### PROBLEM REQUIREMENTS:
Draw out every line with the word "Ejaculation" from the listing below.

### MATERIALS PROVIDED:
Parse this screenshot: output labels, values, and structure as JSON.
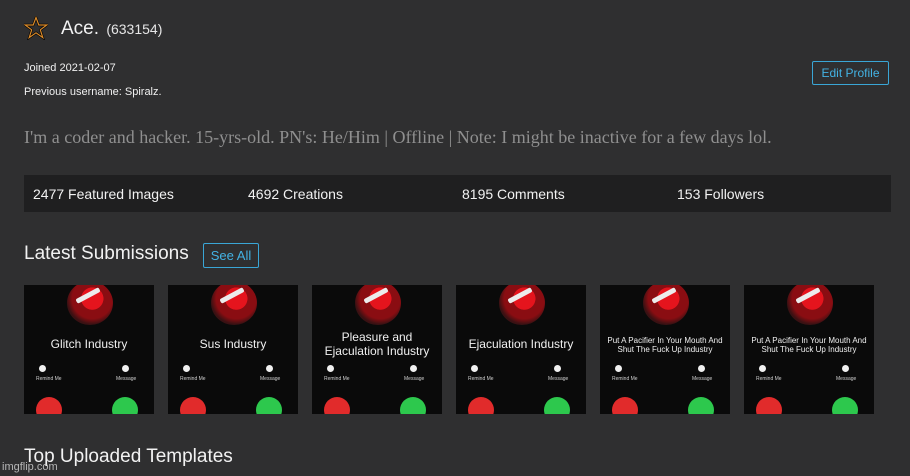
{
  "profile": {
    "username": "Ace.",
    "user_id": "(633154)",
    "joined": "Joined 2021-02-07",
    "previous_username": "Previous username: Spiralz.",
    "edit_button": "Edit Profile",
    "bio": "I'm a coder and hacker. 15-yrs-old. PN's: He/Him | Offline | Note: I might be inactive for a few days lol.",
    "icon": "star-icon",
    "colors": {
      "accent": "#43b2e3",
      "background": "#2f2f30",
      "stats_bg": "#1f1f20",
      "bio_text": "#8f8f8f"
    }
  },
  "stats": [
    {
      "label": "2477 Featured Images"
    },
    {
      "label": "4692 Creations"
    },
    {
      "label": "8195 Comments"
    },
    {
      "label": "153 Followers"
    }
  ],
  "latest": {
    "title": "Latest Submissions",
    "see_all": "See All",
    "items": [
      {
        "caption": "Glitch Industry"
      },
      {
        "caption": "Sus Industry"
      },
      {
        "caption": "Pleasure and Ejaculation Industry"
      },
      {
        "caption": "Ejaculation Industry"
      },
      {
        "caption": "Put A Pacifier In Your Mouth And Shut The Fuck Up Industry"
      },
      {
        "caption": "Put A Pacifier In Your Mouth And Shut The Fuck Up Industry"
      }
    ],
    "thumb_labels": {
      "remind": "Remind Me",
      "message": "Message"
    }
  },
  "top_templates": {
    "title": "Top Uploaded Templates"
  },
  "watermark": "imgflip.com"
}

### CORRECT RESULT:
        "caption": "Pleasure and Ejaculation Industry"
        "caption": "Ejaculation Industry"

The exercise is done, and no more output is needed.